## GIVEN PASSAGE
☆ ☆ ☆

# Wheel Arch Dressing



## Boothy (Aug 19, 2010)

Having done a quick search there doesn't seem to be a lot on dressing the wheel arches. I have a mix of plastic and fabrics so what's a good, long lasting product to use? 

Sent from my SM-G975F using Tapatalk


----------



## Soul boy 68 (Sep 8, 2013)

Once my arches are cleaned I use Delux to coat my plastic arches. The water beads like crazy. For the carpet liners I’d use smart fabric from G technic


----------



## Boothy (Aug 19, 2010)

Soul boy 68 said:


> Once my arches are cleaned I use Delux to coat my plastic arches. The water beads like crazy. For the carpet liners I'd use smart fabric from G technic


Any links? Google thinks I want to paint my arches with gloss!

Sent from my SM-G975F using Tapatalk


----------



## LeeH (Jan 29, 2006)

https://www.carparts4less.co.uk/professional-dressing-chemicals


----------



## Soul boy 68 (Sep 8, 2013)

Boothy said:


> Any links? Google thinks I want to paint my arches with gloss!
> 
> Sent from my SM-G975F using Tapatalk


CYC sell both products :thumb:


----------



## Demetrios72 (Jun 27, 2011)

For plastic inner wheel arches I use either CarPro Perl , CG Bare Bones or Autosmart Finish

Dilute to suit or use neat :thumb:

CG Bare Bones - don't dilute


----------



## Ste T (Jul 17, 2008)

Anyone for Bare Bones Frome Chemical Guys
https://amzn.to/2KIZFD3


----------



## \Rian (Aug 23, 2017)

Carpro PERL 1:1


----------



## LeeH (Jan 29, 2006)

\Rian said:


> Carpro PERL 1:1


No good on the arches, it will just wash off at the first sight of rain.


----------



## TonyHill (Jul 28, 2015)

^^^ just like it does on tyres!
I think it's pretty pointless dressing arches at this time of year, they're filthy again in next to no time. A thorough scrub with apc each wash should tide over til spring.


----------



## A.B (Feb 8, 2010)

https://www.halfords.com/motoring/c...rplan-trade-super-trim-cleaner-5l-703658.html

£14 for 5L, unbeatable value! Its the same kind of product as Autoglym super sheen and Autosmart Finish etc. I use it to dress engine bays as well as wheel arch linings.

It works out around £10 with a trade card


----------



## Shiny (Apr 23, 2007)

CG Barebones on plastic liners for me. Spray and walk away.


----------



## straight6hatch (Jul 17, 2020)

I have a BMW which has the combo of carpet and plastic. The carpet, obviously for avoiding the clinking of stones etc, is a PITA to clean. It seems to hold onto every little thing. I've got a 1L of Gtechniq Smart Fabric. Or is it better just to scrub clean and dress or does this actually repel any dirt?


----------



## RS3 (Mar 5, 2018)

straight6hatch said:


> I have a BMW which has the combo of carpet and plastic. The carpet, obviously for avoiding the clinking of stones etc, is a PITA to clean. It seems to hold onto every little thing. I've got a 1L of Gtechniq Smart Fabric. Or is it better just to scrub clean and dress or does this actually repel any dirt?

☆ ☆ ☆

Dataset excerpt:
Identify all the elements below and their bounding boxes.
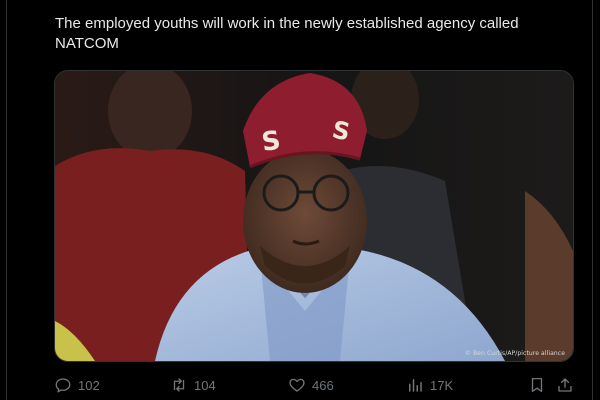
photo-illustration: S S (55, 71, 573, 361)
views-count: 17K (430, 377, 454, 393)
photo-credit: © Ben Curtis/AP/picture alliance (464, 350, 565, 357)
bookmark-icon (528, 376, 546, 394)
timeline-border-right (592, 0, 593, 400)
reply-icon (54, 376, 72, 394)
bookmark-button[interactable] (528, 372, 546, 398)
retweet-count: 104 (194, 377, 216, 393)
timeline-border-left (6, 0, 7, 400)
retweet-icon (170, 376, 188, 394)
like-count: 466 (312, 377, 334, 393)
reply-count: 102 (78, 377, 100, 393)
tweet-photo[interactable]: S S © Ben Curtis/AP/picture alliance (54, 70, 574, 362)
like-button[interactable]: 466 (288, 372, 334, 398)
heart-icon (288, 376, 306, 394)
reply-button[interactable]: 102 (54, 372, 100, 398)
share-icon (556, 376, 574, 394)
tweet-actions: 102 104 466 17K (54, 372, 574, 398)
tweet-screen: The employed youths will work in the new… (0, 0, 600, 400)
tweet-text: The employed youths will work in the new… (55, 15, 519, 52)
views-button[interactable]: 17K (406, 372, 453, 398)
views-icon (406, 376, 424, 394)
retweet-button[interactable]: 104 (170, 372, 216, 398)
face (243, 149, 367, 293)
share-button[interactable] (556, 372, 574, 398)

☆ ☆ ☆

## PROBLEM REQUIREMENTS
Summarize the wheel arch dressing thread in three sentences.

## COMPLETED TASK
A forum member asks for a good, long-lasting product to dress wheel arches that are a mix of plastic and fabric. Replies suggest Delux, CarPro Perl, Chemical Guys Bare Bones, Autosmart Finish, and a £14 five-liter Halfords trim cleaner for the plastic, and Gtechniq Smart Fabric for carpet liners. One member says Perl washes off at the first sight of rain, another thinks dressing arches at this time of year is pointless and suggests a thorough scrub with APC at each wash, and a BMW owner asks whether Smart Fabric actually repels dirt on carpeted liners.